_WORK TO COMPLETE_
Type out all the records word for word. Any pictures are to be left out.

_LISTED RECORDS_
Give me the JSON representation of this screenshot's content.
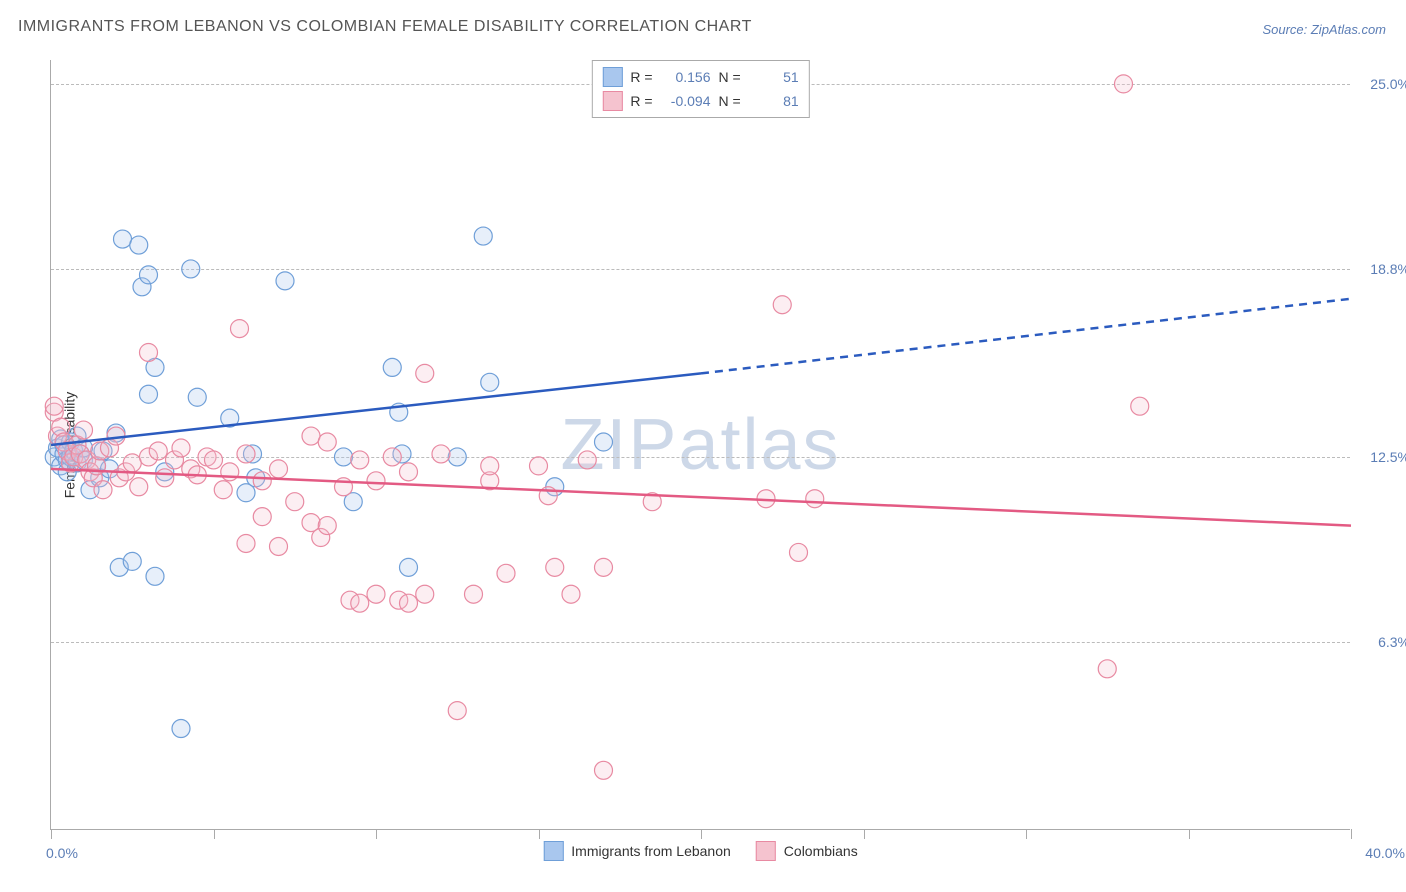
{
  "title": "IMMIGRANTS FROM LEBANON VS COLOMBIAN FEMALE DISABILITY CORRELATION CHART",
  "source": "Source: ZipAtlas.com",
  "watermark": "ZIPatlas",
  "chart": {
    "type": "scatter",
    "background_color": "#ffffff",
    "grid_color": "#bbbbbb",
    "axis_color": "#aaaaaa",
    "title_fontsize": 16,
    "title_color": "#555555",
    "label_fontsize": 14,
    "tick_label_color": "#5b7db5",
    "y_axis_title": "Female Disability",
    "xlim": [
      0,
      40
    ],
    "ylim": [
      0,
      25.8
    ],
    "x_tick_positions": [
      0,
      5,
      10,
      15,
      20,
      25,
      30,
      35,
      40
    ],
    "x_tick_labels_shown": {
      "min": "0.0%",
      "max": "40.0%"
    },
    "y_gridlines": [
      6.3,
      12.5,
      18.8,
      25.0
    ],
    "y_tick_labels": [
      "6.3%",
      "12.5%",
      "18.8%",
      "25.0%"
    ],
    "marker_style": "circle",
    "marker_radius": 9,
    "marker_fill_opacity": 0.28,
    "marker_stroke_width": 1.2,
    "line_width": 2.5,
    "series": [
      {
        "name": "Immigrants from Lebanon",
        "color_fill": "#a9c7ee",
        "color_stroke": "#6f9fd8",
        "line_color": "#2b5bbf",
        "R": 0.156,
        "N": 51,
        "trend": {
          "x1": 0,
          "y1": 12.9,
          "x2_solid": 20,
          "y2_solid": 15.3,
          "x2_dash": 40,
          "y2_dash": 17.8
        },
        "points": [
          [
            0.1,
            12.5
          ],
          [
            0.2,
            12.8
          ],
          [
            0.3,
            12.2
          ],
          [
            0.3,
            13.1
          ],
          [
            0.4,
            12.6
          ],
          [
            0.4,
            12.9
          ],
          [
            0.5,
            12.4
          ],
          [
            0.5,
            12.0
          ],
          [
            0.6,
            13.0
          ],
          [
            0.6,
            12.5
          ],
          [
            0.7,
            12.7
          ],
          [
            0.8,
            12.3
          ],
          [
            0.8,
            13.2
          ],
          [
            0.9,
            12.6
          ],
          [
            1.0,
            12.4
          ],
          [
            1.0,
            12.8
          ],
          [
            1.2,
            11.4
          ],
          [
            1.4,
            12.2
          ],
          [
            1.5,
            11.8
          ],
          [
            1.6,
            12.7
          ],
          [
            1.8,
            12.1
          ],
          [
            2.0,
            13.3
          ],
          [
            2.1,
            8.8
          ],
          [
            2.2,
            19.8
          ],
          [
            2.5,
            9.0
          ],
          [
            2.7,
            19.6
          ],
          [
            2.8,
            18.2
          ],
          [
            3.0,
            14.6
          ],
          [
            3.0,
            18.6
          ],
          [
            3.2,
            8.5
          ],
          [
            3.2,
            15.5
          ],
          [
            3.5,
            12.0
          ],
          [
            4.0,
            3.4
          ],
          [
            4.3,
            18.8
          ],
          [
            4.5,
            14.5
          ],
          [
            5.5,
            13.8
          ],
          [
            6.0,
            11.3
          ],
          [
            6.2,
            12.6
          ],
          [
            6.3,
            11.8
          ],
          [
            7.2,
            18.4
          ],
          [
            9.0,
            12.5
          ],
          [
            9.3,
            11.0
          ],
          [
            10.5,
            15.5
          ],
          [
            10.7,
            14.0
          ],
          [
            10.8,
            12.6
          ],
          [
            11.0,
            8.8
          ],
          [
            12.5,
            12.5
          ],
          [
            13.3,
            19.9
          ],
          [
            13.5,
            15.0
          ],
          [
            15.5,
            11.5
          ],
          [
            17.0,
            13.0
          ]
        ]
      },
      {
        "name": "Colombians",
        "color_fill": "#f5c3cf",
        "color_stroke": "#e88aa2",
        "line_color": "#e35a83",
        "R": -0.094,
        "N": 81,
        "trend": {
          "x1": 0,
          "y1": 12.1,
          "x2_solid": 40,
          "y2_solid": 10.2,
          "x2_dash": 40,
          "y2_dash": 10.2
        },
        "points": [
          [
            0.1,
            14.0
          ],
          [
            0.1,
            14.2
          ],
          [
            0.2,
            13.2
          ],
          [
            0.3,
            13.5
          ],
          [
            0.4,
            13.0
          ],
          [
            0.5,
            12.7
          ],
          [
            0.6,
            12.3
          ],
          [
            0.7,
            12.5
          ],
          [
            0.8,
            12.9
          ],
          [
            0.9,
            12.6
          ],
          [
            1.0,
            13.4
          ],
          [
            1.1,
            12.4
          ],
          [
            1.2,
            12.0
          ],
          [
            1.3,
            11.8
          ],
          [
            1.4,
            12.2
          ],
          [
            1.5,
            12.7
          ],
          [
            1.6,
            11.4
          ],
          [
            1.8,
            12.8
          ],
          [
            2.0,
            13.2
          ],
          [
            2.1,
            11.8
          ],
          [
            2.3,
            12.0
          ],
          [
            2.5,
            12.3
          ],
          [
            2.7,
            11.5
          ],
          [
            3.0,
            12.5
          ],
          [
            3.0,
            16.0
          ],
          [
            3.3,
            12.7
          ],
          [
            3.5,
            11.8
          ],
          [
            3.8,
            12.4
          ],
          [
            4.0,
            12.8
          ],
          [
            4.3,
            12.1
          ],
          [
            4.5,
            11.9
          ],
          [
            4.8,
            12.5
          ],
          [
            5.0,
            12.4
          ],
          [
            5.3,
            11.4
          ],
          [
            5.5,
            12.0
          ],
          [
            5.8,
            16.8
          ],
          [
            6.0,
            12.6
          ],
          [
            6.0,
            9.6
          ],
          [
            6.5,
            11.7
          ],
          [
            6.5,
            10.5
          ],
          [
            7.0,
            12.1
          ],
          [
            7.0,
            9.5
          ],
          [
            7.5,
            11.0
          ],
          [
            8.0,
            10.3
          ],
          [
            8.0,
            13.2
          ],
          [
            8.3,
            9.8
          ],
          [
            8.5,
            13.0
          ],
          [
            8.5,
            10.2
          ],
          [
            9.0,
            11.5
          ],
          [
            9.2,
            7.7
          ],
          [
            9.5,
            7.6
          ],
          [
            9.5,
            12.4
          ],
          [
            10.0,
            7.9
          ],
          [
            10.0,
            11.7
          ],
          [
            10.5,
            12.5
          ],
          [
            10.7,
            7.7
          ],
          [
            11.0,
            7.6
          ],
          [
            11.0,
            12.0
          ],
          [
            11.5,
            7.9
          ],
          [
            11.5,
            15.3
          ],
          [
            12.0,
            12.6
          ],
          [
            12.5,
            4.0
          ],
          [
            13.0,
            7.9
          ],
          [
            13.5,
            11.7
          ],
          [
            13.5,
            12.2
          ],
          [
            14.0,
            8.6
          ],
          [
            15.0,
            12.2
          ],
          [
            15.3,
            11.2
          ],
          [
            15.5,
            8.8
          ],
          [
            16.0,
            7.9
          ],
          [
            16.5,
            12.4
          ],
          [
            17.0,
            8.8
          ],
          [
            17.0,
            2.0
          ],
          [
            18.5,
            11.0
          ],
          [
            22.0,
            11.1
          ],
          [
            22.5,
            17.6
          ],
          [
            23.0,
            9.3
          ],
          [
            23.5,
            11.1
          ],
          [
            32.5,
            5.4
          ],
          [
            33.0,
            25.0
          ],
          [
            33.5,
            14.2
          ]
        ]
      }
    ]
  },
  "legend_labels": {
    "series1": "Immigrants from Lebanon",
    "series2": "Colombians",
    "R_prefix": "R =",
    "N_prefix": "N ="
  }
}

_CORRECT OUTPUT_
Give me the JSON representation of this screenshot's content.
{
  "title": "IMMIGRANTS FROM LEBANON VS COLOMBIAN FEMALE DISABILITY CORRELATION CHART",
  "source": "Source: ZipAtlas.com",
  "watermark": "ZIPatlas",
  "chart": {
    "type": "scatter",
    "background_color": "#ffffff",
    "grid_color": "#bbbbbb",
    "axis_color": "#aaaaaa",
    "title_fontsize": 16,
    "title_color": "#555555",
    "label_fontsize": 14,
    "tick_label_color": "#5b7db5",
    "y_axis_title": "Female Disability",
    "xlim": [
      0,
      40
    ],
    "ylim": [
      0,
      25.8
    ],
    "x_tick_positions": [
      0,
      5,
      10,
      15,
      20,
      25,
      30,
      35,
      40
    ],
    "x_tick_labels_shown": {
      "min": "0.0%",
      "max": "40.0%"
    },
    "y_gridlines": [
      6.3,
      12.5,
      18.8,
      25.0
    ],
    "y_tick_labels": [
      "6.3%",
      "12.5%",
      "18.8%",
      "25.0%"
    ],
    "marker_style": "circle",
    "marker_radius": 9,
    "marker_fill_opacity": 0.28,
    "marker_stroke_width": 1.2,
    "line_width": 2.5,
    "series": [
      {
        "name": "Immigrants from Lebanon",
        "color_fill": "#a9c7ee",
        "color_stroke": "#6f9fd8",
        "line_color": "#2b5bbf",
        "R": 0.156,
        "N": 51,
        "trend": {
          "x1": 0,
          "y1": 12.9,
          "x2_solid": 20,
          "y2_solid": 15.3,
          "x2_dash": 40,
          "y2_dash": 17.8
        },
        "points": [
          [
            0.1,
            12.5
          ],
          [
            0.2,
            12.8
          ],
          [
            0.3,
            12.2
          ],
          [
            0.3,
            13.1
          ],
          [
            0.4,
            12.6
          ],
          [
            0.4,
            12.9
          ],
          [
            0.5,
            12.4
          ],
          [
            0.5,
            12.0
          ],
          [
            0.6,
            13.0
          ],
          [
            0.6,
            12.5
          ],
          [
            0.7,
            12.7
          ],
          [
            0.8,
            12.3
          ],
          [
            0.8,
            13.2
          ],
          [
            0.9,
            12.6
          ],
          [
            1.0,
            12.4
          ],
          [
            1.0,
            12.8
          ],
          [
            1.2,
            11.4
          ],
          [
            1.4,
            12.2
          ],
          [
            1.5,
            11.8
          ],
          [
            1.6,
            12.7
          ],
          [
            1.8,
            12.1
          ],
          [
            2.0,
            13.3
          ],
          [
            2.1,
            8.8
          ],
          [
            2.2,
            19.8
          ],
          [
            2.5,
            9.0
          ],
          [
            2.7,
            19.6
          ],
          [
            2.8,
            18.2
          ],
          [
            3.0,
            14.6
          ],
          [
            3.0,
            18.6
          ],
          [
            3.2,
            8.5
          ],
          [
            3.2,
            15.5
          ],
          [
            3.5,
            12.0
          ],
          [
            4.0,
            3.4
          ],
          [
            4.3,
            18.8
          ],
          [
            4.5,
            14.5
          ],
          [
            5.5,
            13.8
          ],
          [
            6.0,
            11.3
          ],
          [
            6.2,
            12.6
          ],
          [
            6.3,
            11.8
          ],
          [
            7.2,
            18.4
          ],
          [
            9.0,
            12.5
          ],
          [
            9.3,
            11.0
          ],
          [
            10.5,
            15.5
          ],
          [
            10.7,
            14.0
          ],
          [
            10.8,
            12.6
          ],
          [
            11.0,
            8.8
          ],
          [
            12.5,
            12.5
          ],
          [
            13.3,
            19.9
          ],
          [
            13.5,
            15.0
          ],
          [
            15.5,
            11.5
          ],
          [
            17.0,
            13.0
          ]
        ]
      },
      {
        "name": "Colombians",
        "color_fill": "#f5c3cf",
        "color_stroke": "#e88aa2",
        "line_color": "#e35a83",
        "R": -0.094,
        "N": 81,
        "trend": {
          "x1": 0,
          "y1": 12.1,
          "x2_solid": 40,
          "y2_solid": 10.2,
          "x2_dash": 40,
          "y2_dash": 10.2
        },
        "points": [
          [
            0.1,
            14.0
          ],
          [
            0.1,
            14.2
          ],
          [
            0.2,
            13.2
          ],
          [
            0.3,
            13.5
          ],
          [
            0.4,
            13.0
          ],
          [
            0.5,
            12.7
          ],
          [
            0.6,
            12.3
          ],
          [
            0.7,
            12.5
          ],
          [
            0.8,
            12.9
          ],
          [
            0.9,
            12.6
          ],
          [
            1.0,
            13.4
          ],
          [
            1.1,
            12.4
          ],
          [
            1.2,
            12.0
          ],
          [
            1.3,
            11.8
          ],
          [
            1.4,
            12.2
          ],
          [
            1.5,
            12.7
          ],
          [
            1.6,
            11.4
          ],
          [
            1.8,
            12.8
          ],
          [
            2.0,
            13.2
          ],
          [
            2.1,
            11.8
          ],
          [
            2.3,
            12.0
          ],
          [
            2.5,
            12.3
          ],
          [
            2.7,
            11.5
          ],
          [
            3.0,
            12.5
          ],
          [
            3.0,
            16.0
          ],
          [
            3.3,
            12.7
          ],
          [
            3.5,
            11.8
          ],
          [
            3.8,
            12.4
          ],
          [
            4.0,
            12.8
          ],
          [
            4.3,
            12.1
          ],
          [
            4.5,
            11.9
          ],
          [
            4.8,
            12.5
          ],
          [
            5.0,
            12.4
          ],
          [
            5.3,
            11.4
          ],
          [
            5.5,
            12.0
          ],
          [
            5.8,
            16.8
          ],
          [
            6.0,
            12.6
          ],
          [
            6.0,
            9.6
          ],
          [
            6.5,
            11.7
          ],
          [
            6.5,
            10.5
          ],
          [
            7.0,
            12.1
          ],
          [
            7.0,
            9.5
          ],
          [
            7.5,
            11.0
          ],
          [
            8.0,
            10.3
          ],
          [
            8.0,
            13.2
          ],
          [
            8.3,
            9.8
          ],
          [
            8.5,
            13.0
          ],
          [
            8.5,
            10.2
          ],
          [
            9.0,
            11.5
          ],
          [
            9.2,
            7.7
          ],
          [
            9.5,
            7.6
          ],
          [
            9.5,
            12.4
          ],
          [
            10.0,
            7.9
          ],
          [
            10.0,
            11.7
          ],
          [
            10.5,
            12.5
          ],
          [
            10.7,
            7.7
          ],
          [
            11.0,
            7.6
          ],
          [
            11.0,
            12.0
          ],
          [
            11.5,
            7.9
          ],
          [
            11.5,
            15.3
          ],
          [
            12.0,
            12.6
          ],
          [
            12.5,
            4.0
          ],
          [
            13.0,
            7.9
          ],
          [
            13.5,
            11.7
          ],
          [
            13.5,
            12.2
          ],
          [
            14.0,
            8.6
          ],
          [
            15.0,
            12.2
          ],
          [
            15.3,
            11.2
          ],
          [
            15.5,
            8.8
          ],
          [
            16.0,
            7.9
          ],
          [
            16.5,
            12.4
          ],
          [
            17.0,
            8.8
          ],
          [
            17.0,
            2.0
          ],
          [
            18.5,
            11.0
          ],
          [
            22.0,
            11.1
          ],
          [
            22.5,
            17.6
          ],
          [
            23.0,
            9.3
          ],
          [
            23.5,
            11.1
          ],
          [
            32.5,
            5.4
          ],
          [
            33.0,
            25.0
          ],
          [
            33.5,
            14.2
          ]
        ]
      }
    ]
  },
  "legend_labels": {
    "series1": "Immigrants from Lebanon",
    "series2": "Colombians",
    "R_prefix": "R =",
    "N_prefix": "N ="
  }
}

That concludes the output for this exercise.